**STATED PROBLEM**
All the entries need to be quoted exactly, apart from the pictures, which you should drop.

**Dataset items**
— START —
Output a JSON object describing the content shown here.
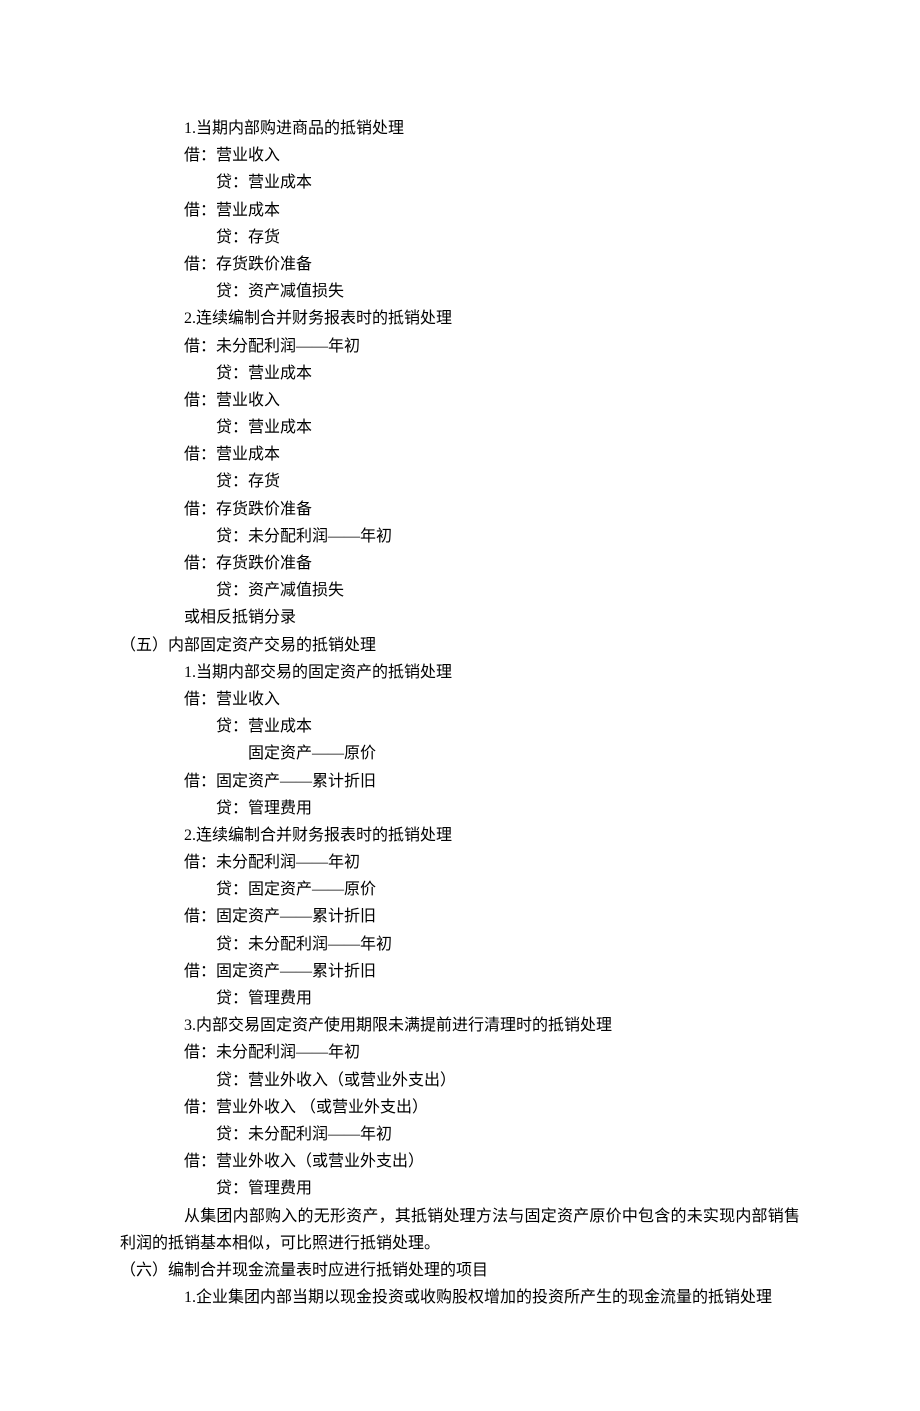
{
  "lines": [
    {
      "cls": "indent2",
      "text": "1.当期内部购进商品的抵销处理"
    },
    {
      "cls": "indent2",
      "text": "借：营业收入"
    },
    {
      "cls": "indent3",
      "text": "贷：营业成本"
    },
    {
      "cls": "indent2",
      "text": "借：营业成本"
    },
    {
      "cls": "indent3",
      "text": "贷：存货"
    },
    {
      "cls": "indent2",
      "text": "借：存货跌价准备"
    },
    {
      "cls": "indent3",
      "text": "贷：资产减值损失"
    },
    {
      "cls": "indent2",
      "text": "2.连续编制合并财务报表时的抵销处理"
    },
    {
      "cls": "indent2",
      "text": "借：未分配利润——年初"
    },
    {
      "cls": "indent3",
      "text": "贷：营业成本"
    },
    {
      "cls": "indent2",
      "text": "借：营业收入"
    },
    {
      "cls": "indent3",
      "text": "贷：营业成本"
    },
    {
      "cls": "indent2",
      "text": "借：营业成本"
    },
    {
      "cls": "indent3",
      "text": "贷：存货"
    },
    {
      "cls": "indent2",
      "text": "借：存货跌价准备"
    },
    {
      "cls": "indent3",
      "text": "贷：未分配利润——年初"
    },
    {
      "cls": "indent2",
      "text": "借：存货跌价准备"
    },
    {
      "cls": "indent3",
      "text": "贷：资产减值损失"
    },
    {
      "cls": "indent2",
      "text": "或相反抵销分录"
    },
    {
      "cls": "indent0",
      "text": "（五）内部固定资产交易的抵销处理"
    },
    {
      "cls": "indent2",
      "text": "1.当期内部交易的固定资产的抵销处理"
    },
    {
      "cls": "indent2",
      "text": "借：营业收入"
    },
    {
      "cls": "indent3",
      "text": "贷：营业成本"
    },
    {
      "cls": "indent4",
      "text": "固定资产——原价"
    },
    {
      "cls": "indent2",
      "text": "借：固定资产——累计折旧"
    },
    {
      "cls": "indent3",
      "text": "贷：管理费用"
    },
    {
      "cls": "indent2",
      "text": "2.连续编制合并财务报表时的抵销处理"
    },
    {
      "cls": "indent2",
      "text": "借：未分配利润——年初"
    },
    {
      "cls": "indent3",
      "text": "贷：固定资产——原价"
    },
    {
      "cls": "indent2",
      "text": "借：固定资产——累计折旧"
    },
    {
      "cls": "indent3",
      "text": "贷：未分配利润——年初"
    },
    {
      "cls": "indent2",
      "text": "借：固定资产——累计折旧"
    },
    {
      "cls": "indent3",
      "text": "贷：管理费用"
    },
    {
      "cls": "indent2",
      "text": "3.内部交易固定资产使用期限未满提前进行清理时的抵销处理"
    },
    {
      "cls": "indent2",
      "text": "借：未分配利润——年初"
    },
    {
      "cls": "indent3",
      "text": "贷：营业外收入（或营业外支出）"
    },
    {
      "cls": "indent2",
      "text": "借：营业外收入 （或营业外支出）"
    },
    {
      "cls": "indent3",
      "text": "贷：未分配利润——年初"
    },
    {
      "cls": "indent2",
      "text": "借：营业外收入（或营业外支出）"
    },
    {
      "cls": "indent3",
      "text": "贷：管理费用"
    }
  ],
  "paragraph": "从集团内部购入的无形资产，其抵销处理方法与固定资产原价中包含的未实现内部销售利润的抵销基本相似，可比照进行抵销处理。",
  "tail": [
    {
      "cls": "indent0",
      "text": "（六）编制合并现金流量表时应进行抵销处理的项目"
    },
    {
      "cls": "indent2",
      "text": "1.企业集团内部当期以现金投资或收购股权增加的投资所产生的现金流量的抵销处理"
    }
  ]
}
— END —
**TASK SOLUTION**
Output a JSON object describing the content shown here.
{
  "lines": [
    {
      "cls": "indent2",
      "text": "1.当期内部购进商品的抵销处理"
    },
    {
      "cls": "indent2",
      "text": "借：营业收入"
    },
    {
      "cls": "indent3",
      "text": "贷：营业成本"
    },
    {
      "cls": "indent2",
      "text": "借：营业成本"
    },
    {
      "cls": "indent3",
      "text": "贷：存货"
    },
    {
      "cls": "indent2",
      "text": "借：存货跌价准备"
    },
    {
      "cls": "indent3",
      "text": "贷：资产减值损失"
    },
    {
      "cls": "indent2",
      "text": "2.连续编制合并财务报表时的抵销处理"
    },
    {
      "cls": "indent2",
      "text": "借：未分配利润——年初"
    },
    {
      "cls": "indent3",
      "text": "贷：营业成本"
    },
    {
      "cls": "indent2",
      "text": "借：营业收入"
    },
    {
      "cls": "indent3",
      "text": "贷：营业成本"
    },
    {
      "cls": "indent2",
      "text": "借：营业成本"
    },
    {
      "cls": "indent3",
      "text": "贷：存货"
    },
    {
      "cls": "indent2",
      "text": "借：存货跌价准备"
    },
    {
      "cls": "indent3",
      "text": "贷：未分配利润——年初"
    },
    {
      "cls": "indent2",
      "text": "借：存货跌价准备"
    },
    {
      "cls": "indent3",
      "text": "贷：资产减值损失"
    },
    {
      "cls": "indent2",
      "text": "或相反抵销分录"
    },
    {
      "cls": "indent0",
      "text": "（五）内部固定资产交易的抵销处理"
    },
    {
      "cls": "indent2",
      "text": "1.当期内部交易的固定资产的抵销处理"
    },
    {
      "cls": "indent2",
      "text": "借：营业收入"
    },
    {
      "cls": "indent3",
      "text": "贷：营业成本"
    },
    {
      "cls": "indent4",
      "text": "固定资产——原价"
    },
    {
      "cls": "indent2",
      "text": "借：固定资产——累计折旧"
    },
    {
      "cls": "indent3",
      "text": "贷：管理费用"
    },
    {
      "cls": "indent2",
      "text": "2.连续编制合并财务报表时的抵销处理"
    },
    {
      "cls": "indent2",
      "text": "借：未分配利润——年初"
    },
    {
      "cls": "indent3",
      "text": "贷：固定资产——原价"
    },
    {
      "cls": "indent2",
      "text": "借：固定资产——累计折旧"
    },
    {
      "cls": "indent3",
      "text": "贷：未分配利润——年初"
    },
    {
      "cls": "indent2",
      "text": "借：固定资产——累计折旧"
    },
    {
      "cls": "indent3",
      "text": "贷：管理费用"
    },
    {
      "cls": "indent2",
      "text": "3.内部交易固定资产使用期限未满提前进行清理时的抵销处理"
    },
    {
      "cls": "indent2",
      "text": "借：未分配利润——年初"
    },
    {
      "cls": "indent3",
      "text": "贷：营业外收入（或营业外支出）"
    },
    {
      "cls": "indent2",
      "text": "借：营业外收入 （或营业外支出）"
    },
    {
      "cls": "indent3",
      "text": "贷：未分配利润——年初"
    },
    {
      "cls": "indent2",
      "text": "借：营业外收入（或营业外支出）"
    },
    {
      "cls": "indent3",
      "text": "贷：管理费用"
    }
  ],
  "paragraph": "从集团内部购入的无形资产，其抵销处理方法与固定资产原价中包含的未实现内部销售利润的抵销基本相似，可比照进行抵销处理。",
  "tail": [
    {
      "cls": "indent0",
      "text": "（六）编制合并现金流量表时应进行抵销处理的项目"
    },
    {
      "cls": "indent2",
      "text": "1.企业集团内部当期以现金投资或收购股权增加的投资所产生的现金流量的抵销处理"
    }
  ]
}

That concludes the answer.